#### Exercise materials
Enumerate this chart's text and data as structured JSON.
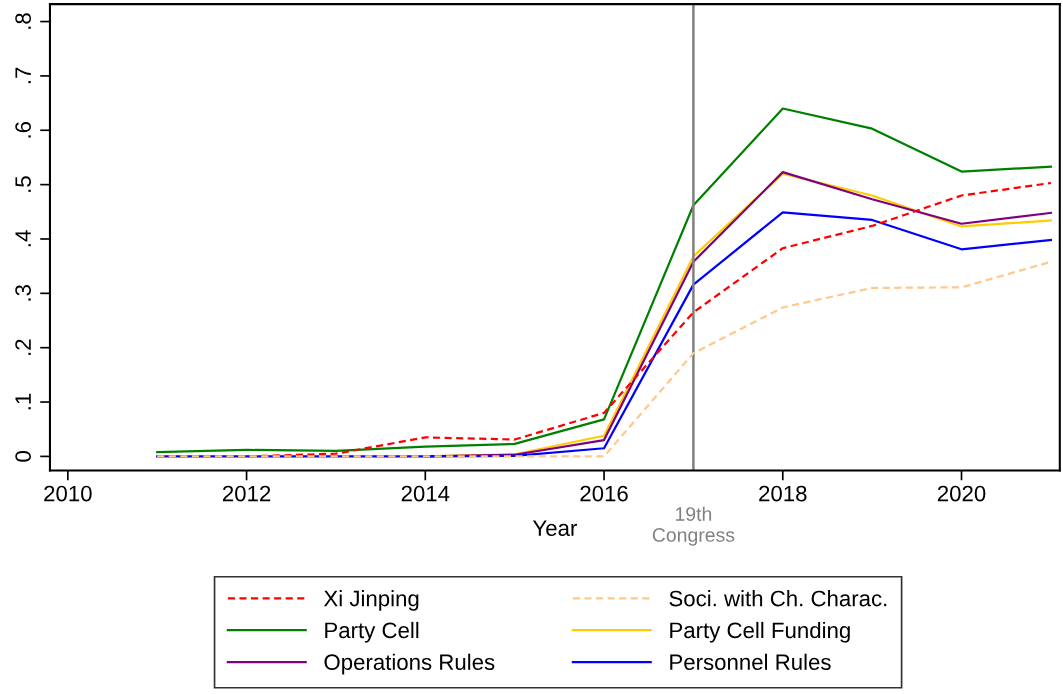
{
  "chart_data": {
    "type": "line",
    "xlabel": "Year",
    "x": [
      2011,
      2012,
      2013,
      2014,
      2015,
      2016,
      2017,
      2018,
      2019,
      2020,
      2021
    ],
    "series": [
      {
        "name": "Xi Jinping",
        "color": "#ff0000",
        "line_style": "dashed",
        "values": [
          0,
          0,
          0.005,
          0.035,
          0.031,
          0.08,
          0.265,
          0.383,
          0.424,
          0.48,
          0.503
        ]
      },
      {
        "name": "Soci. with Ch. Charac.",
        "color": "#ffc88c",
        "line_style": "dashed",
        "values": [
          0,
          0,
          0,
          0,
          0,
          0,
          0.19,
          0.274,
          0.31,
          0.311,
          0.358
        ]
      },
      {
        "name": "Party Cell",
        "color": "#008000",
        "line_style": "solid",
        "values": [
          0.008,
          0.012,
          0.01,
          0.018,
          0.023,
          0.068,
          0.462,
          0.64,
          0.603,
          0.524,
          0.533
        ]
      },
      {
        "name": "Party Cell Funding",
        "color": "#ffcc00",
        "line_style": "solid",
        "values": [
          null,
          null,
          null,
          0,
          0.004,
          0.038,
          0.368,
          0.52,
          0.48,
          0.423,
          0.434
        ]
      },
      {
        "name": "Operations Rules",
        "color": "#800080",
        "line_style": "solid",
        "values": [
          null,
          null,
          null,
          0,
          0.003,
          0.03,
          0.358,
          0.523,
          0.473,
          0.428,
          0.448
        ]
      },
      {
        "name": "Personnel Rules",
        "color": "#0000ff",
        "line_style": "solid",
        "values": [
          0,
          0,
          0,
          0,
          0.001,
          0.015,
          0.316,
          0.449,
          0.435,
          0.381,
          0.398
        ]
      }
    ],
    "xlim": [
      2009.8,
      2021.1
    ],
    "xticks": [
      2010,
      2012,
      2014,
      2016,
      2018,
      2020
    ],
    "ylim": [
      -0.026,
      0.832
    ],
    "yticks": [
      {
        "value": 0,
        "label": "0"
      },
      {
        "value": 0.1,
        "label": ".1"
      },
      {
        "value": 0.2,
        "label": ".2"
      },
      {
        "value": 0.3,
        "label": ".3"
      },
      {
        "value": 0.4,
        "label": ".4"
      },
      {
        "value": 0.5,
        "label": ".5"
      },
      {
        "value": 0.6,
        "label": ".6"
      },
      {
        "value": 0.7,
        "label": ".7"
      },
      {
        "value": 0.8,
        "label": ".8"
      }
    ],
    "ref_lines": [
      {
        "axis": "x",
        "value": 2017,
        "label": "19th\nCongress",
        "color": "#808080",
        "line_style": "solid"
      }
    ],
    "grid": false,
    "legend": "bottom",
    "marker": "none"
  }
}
########
#### Exercise materials
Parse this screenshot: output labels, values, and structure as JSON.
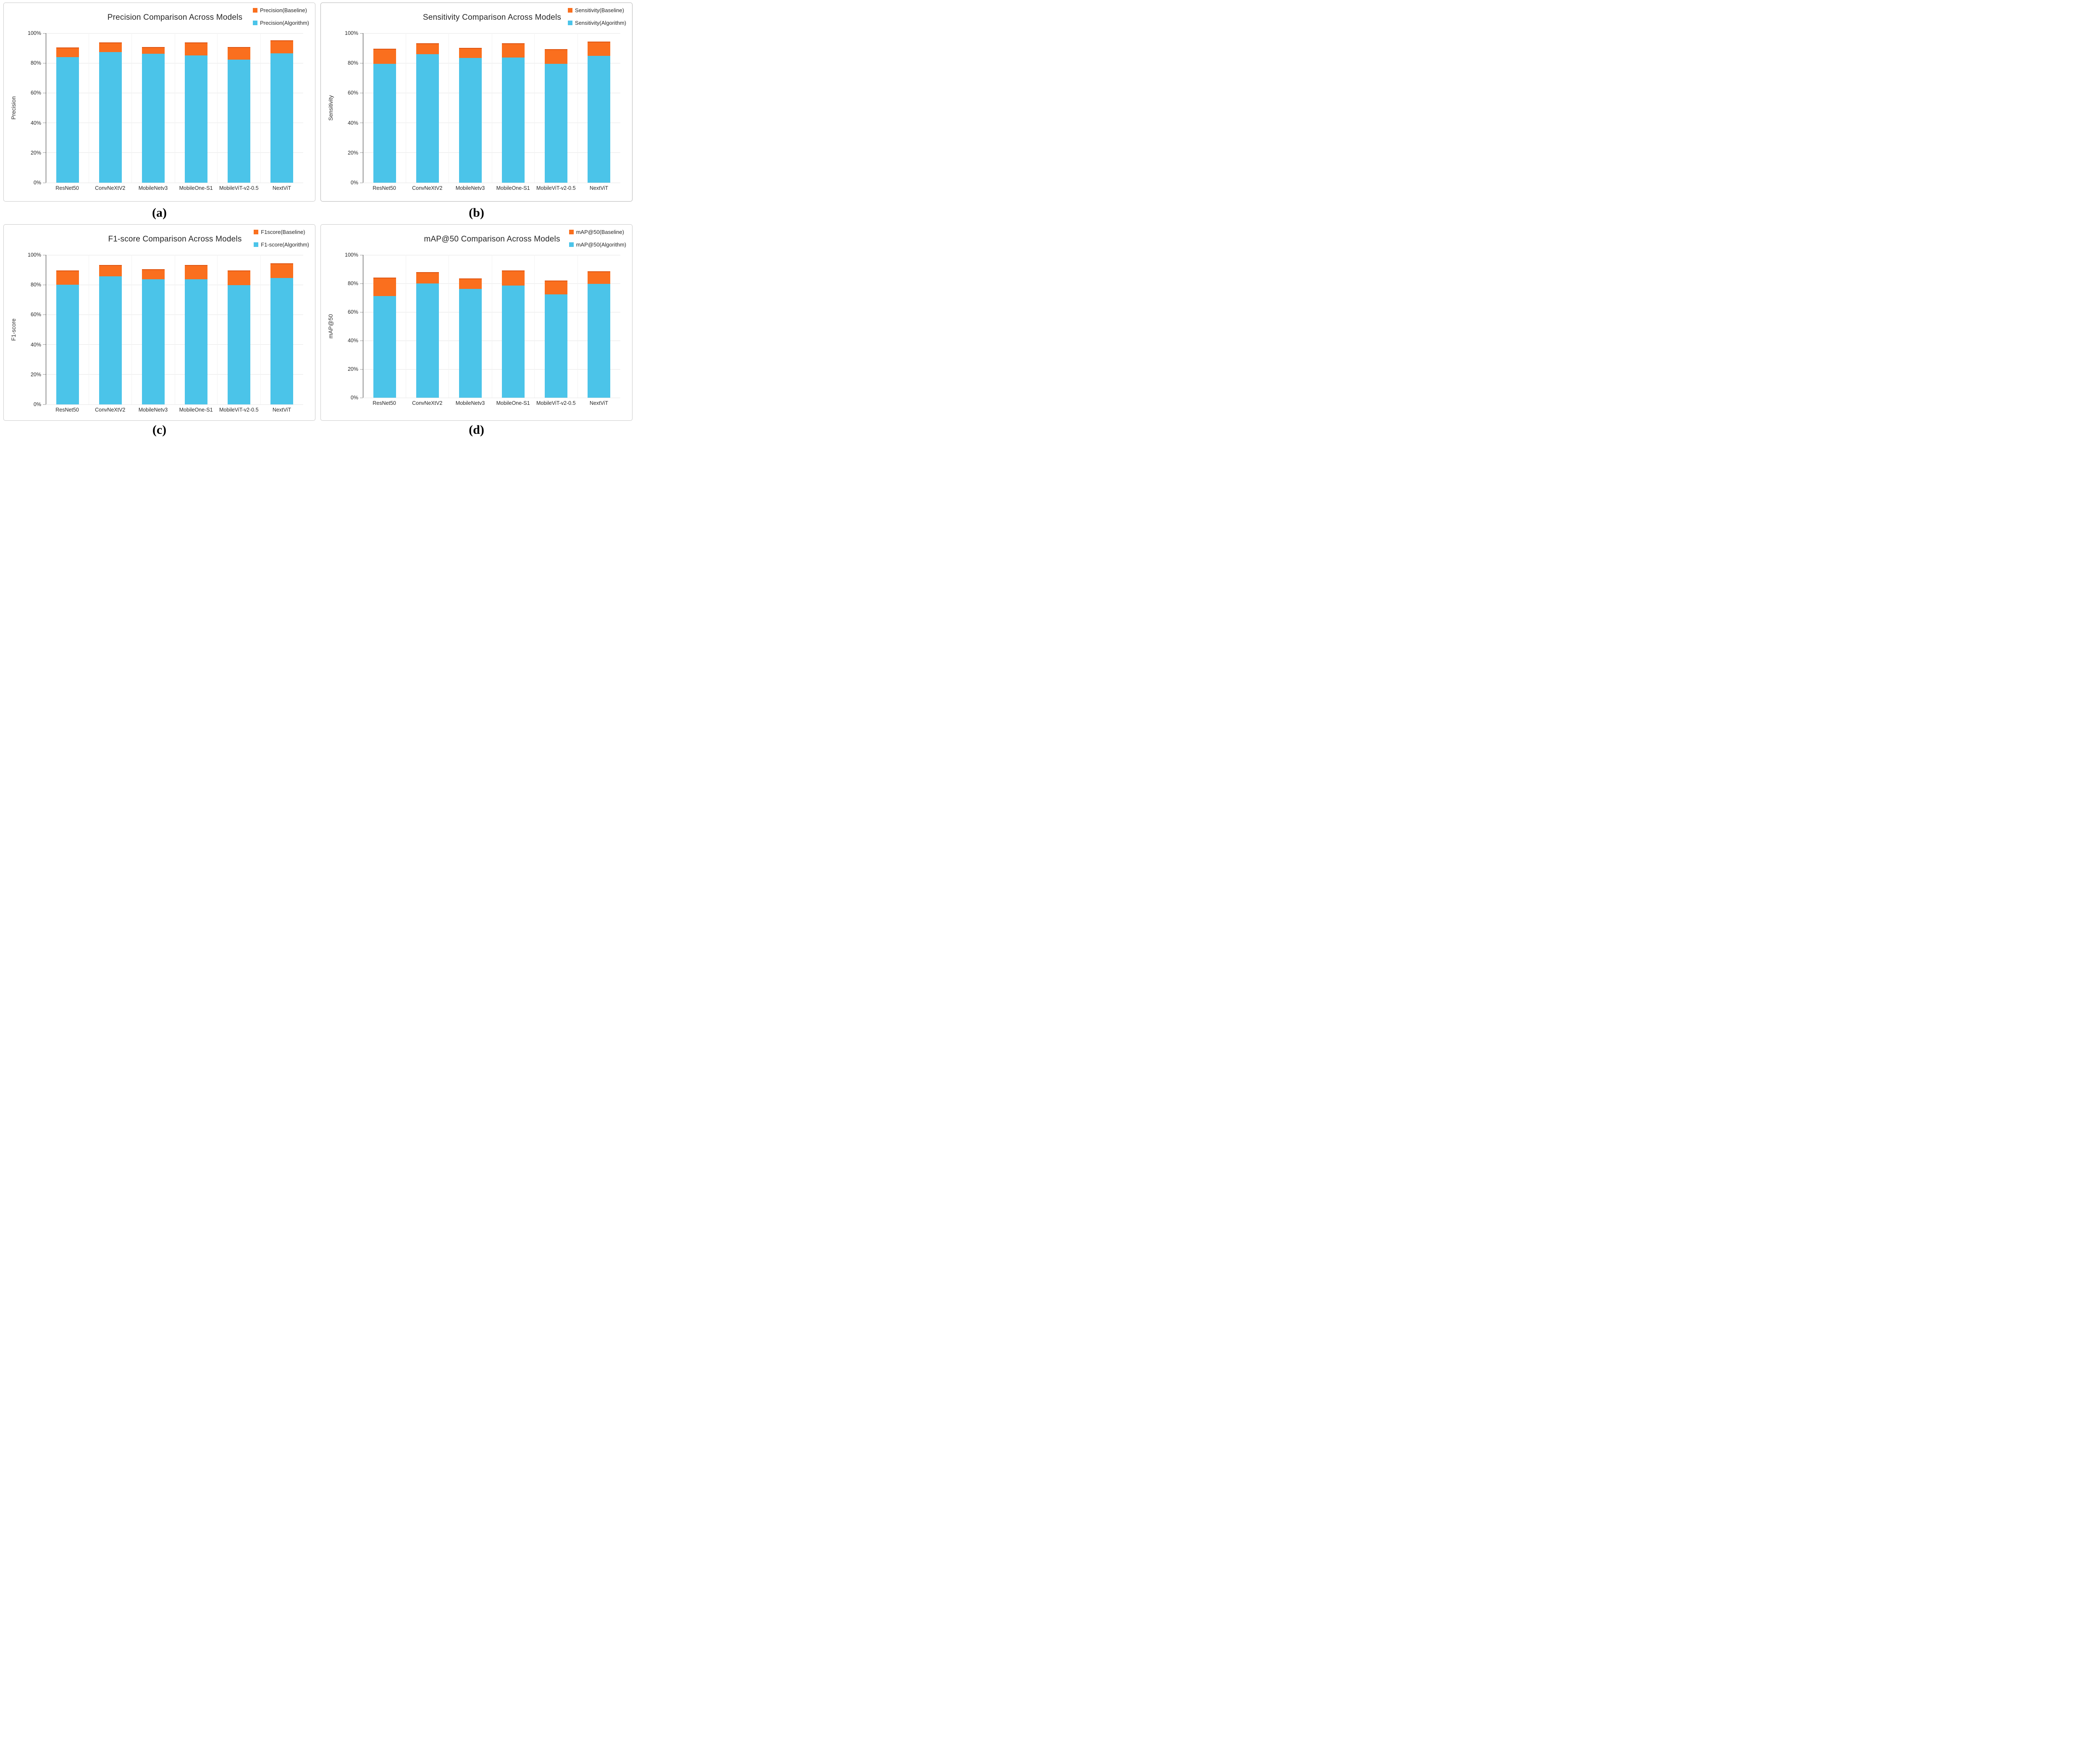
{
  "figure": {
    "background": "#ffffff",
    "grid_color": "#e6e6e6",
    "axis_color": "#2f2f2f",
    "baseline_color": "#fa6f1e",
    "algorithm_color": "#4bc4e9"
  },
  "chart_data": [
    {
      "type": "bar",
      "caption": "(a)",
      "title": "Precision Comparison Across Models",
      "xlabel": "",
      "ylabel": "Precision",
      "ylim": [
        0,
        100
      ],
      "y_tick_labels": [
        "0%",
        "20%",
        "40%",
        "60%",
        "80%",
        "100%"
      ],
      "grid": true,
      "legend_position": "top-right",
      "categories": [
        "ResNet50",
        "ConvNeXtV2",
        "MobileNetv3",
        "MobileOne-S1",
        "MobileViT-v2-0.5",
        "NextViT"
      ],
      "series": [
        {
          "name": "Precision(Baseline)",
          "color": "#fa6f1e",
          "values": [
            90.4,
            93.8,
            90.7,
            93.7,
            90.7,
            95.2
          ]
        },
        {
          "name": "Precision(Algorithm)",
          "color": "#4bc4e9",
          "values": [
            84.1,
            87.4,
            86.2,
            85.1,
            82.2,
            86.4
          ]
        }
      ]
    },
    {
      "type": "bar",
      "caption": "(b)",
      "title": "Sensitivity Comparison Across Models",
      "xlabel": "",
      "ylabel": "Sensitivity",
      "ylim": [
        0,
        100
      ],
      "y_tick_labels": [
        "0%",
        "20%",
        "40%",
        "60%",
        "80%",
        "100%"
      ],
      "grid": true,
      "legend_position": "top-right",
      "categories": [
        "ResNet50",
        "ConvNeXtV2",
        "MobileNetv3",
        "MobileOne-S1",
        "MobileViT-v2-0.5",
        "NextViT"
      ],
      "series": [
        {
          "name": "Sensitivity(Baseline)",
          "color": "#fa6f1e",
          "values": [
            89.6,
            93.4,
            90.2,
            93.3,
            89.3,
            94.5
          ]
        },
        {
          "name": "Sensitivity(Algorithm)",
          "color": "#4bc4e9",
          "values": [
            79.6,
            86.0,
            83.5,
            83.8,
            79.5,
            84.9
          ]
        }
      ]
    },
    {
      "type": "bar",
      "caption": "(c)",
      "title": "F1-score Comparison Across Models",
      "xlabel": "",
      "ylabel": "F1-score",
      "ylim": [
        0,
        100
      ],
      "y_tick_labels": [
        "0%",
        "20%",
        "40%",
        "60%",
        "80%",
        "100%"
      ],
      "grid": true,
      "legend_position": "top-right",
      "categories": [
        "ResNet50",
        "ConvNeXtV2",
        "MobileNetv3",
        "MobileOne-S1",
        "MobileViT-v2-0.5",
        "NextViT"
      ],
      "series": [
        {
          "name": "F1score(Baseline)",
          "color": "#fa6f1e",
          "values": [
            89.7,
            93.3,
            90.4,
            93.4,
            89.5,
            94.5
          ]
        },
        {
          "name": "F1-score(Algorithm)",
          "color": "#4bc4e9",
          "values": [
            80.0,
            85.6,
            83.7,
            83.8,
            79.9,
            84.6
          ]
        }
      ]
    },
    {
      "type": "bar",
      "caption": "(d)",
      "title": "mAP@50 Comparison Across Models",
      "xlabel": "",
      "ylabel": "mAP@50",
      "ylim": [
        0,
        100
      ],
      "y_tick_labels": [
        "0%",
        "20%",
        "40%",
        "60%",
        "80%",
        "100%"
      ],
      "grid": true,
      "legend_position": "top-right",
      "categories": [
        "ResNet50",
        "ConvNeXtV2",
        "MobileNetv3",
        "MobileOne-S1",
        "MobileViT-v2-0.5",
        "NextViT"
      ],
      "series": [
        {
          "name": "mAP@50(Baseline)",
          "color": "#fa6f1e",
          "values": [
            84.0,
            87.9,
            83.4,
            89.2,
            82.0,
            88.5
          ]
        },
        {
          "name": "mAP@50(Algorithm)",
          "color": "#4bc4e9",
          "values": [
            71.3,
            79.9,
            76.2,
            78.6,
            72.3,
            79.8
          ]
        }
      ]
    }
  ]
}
########
#### Exercise materials
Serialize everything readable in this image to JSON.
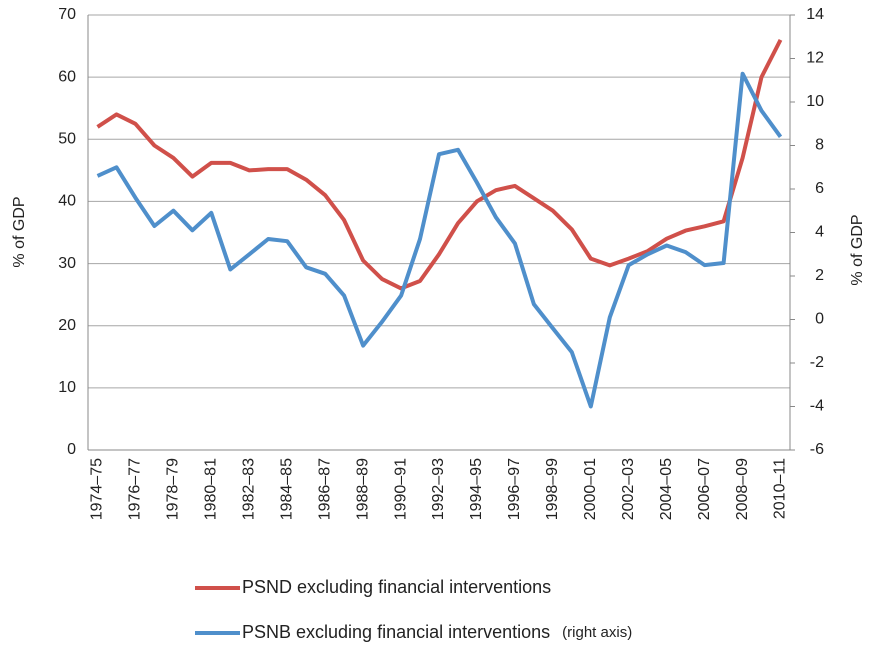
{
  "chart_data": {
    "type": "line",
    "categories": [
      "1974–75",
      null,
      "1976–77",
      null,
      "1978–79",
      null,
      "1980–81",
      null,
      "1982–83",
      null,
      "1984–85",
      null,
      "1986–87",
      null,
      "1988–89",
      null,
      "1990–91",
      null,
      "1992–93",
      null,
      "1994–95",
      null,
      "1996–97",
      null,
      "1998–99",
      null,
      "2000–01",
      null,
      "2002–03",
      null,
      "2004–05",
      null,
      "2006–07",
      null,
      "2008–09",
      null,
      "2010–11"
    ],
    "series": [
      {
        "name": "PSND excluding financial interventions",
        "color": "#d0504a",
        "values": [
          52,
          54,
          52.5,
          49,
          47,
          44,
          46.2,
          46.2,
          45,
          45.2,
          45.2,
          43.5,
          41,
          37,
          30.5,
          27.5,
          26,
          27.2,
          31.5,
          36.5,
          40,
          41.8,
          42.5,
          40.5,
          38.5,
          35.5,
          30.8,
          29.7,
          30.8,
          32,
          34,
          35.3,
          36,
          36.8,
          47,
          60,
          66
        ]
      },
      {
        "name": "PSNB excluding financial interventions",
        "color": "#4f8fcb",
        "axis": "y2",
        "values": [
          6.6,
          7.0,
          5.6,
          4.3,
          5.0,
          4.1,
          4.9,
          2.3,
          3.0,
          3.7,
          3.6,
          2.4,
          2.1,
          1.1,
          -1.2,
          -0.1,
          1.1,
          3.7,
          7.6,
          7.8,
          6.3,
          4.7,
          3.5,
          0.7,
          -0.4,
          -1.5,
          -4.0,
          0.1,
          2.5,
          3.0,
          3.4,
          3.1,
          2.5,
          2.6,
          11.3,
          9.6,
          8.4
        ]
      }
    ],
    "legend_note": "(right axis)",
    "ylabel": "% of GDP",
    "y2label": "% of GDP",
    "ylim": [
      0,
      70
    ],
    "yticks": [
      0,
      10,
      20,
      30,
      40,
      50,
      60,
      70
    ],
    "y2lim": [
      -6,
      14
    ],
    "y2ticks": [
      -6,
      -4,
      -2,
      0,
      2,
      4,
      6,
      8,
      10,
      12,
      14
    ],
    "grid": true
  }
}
########
Written exercise: Pull every line containing "Rules" out of the data above.

Result of this exercise:
        "name": "Operations Rules",
        "name": "Personnel Rules",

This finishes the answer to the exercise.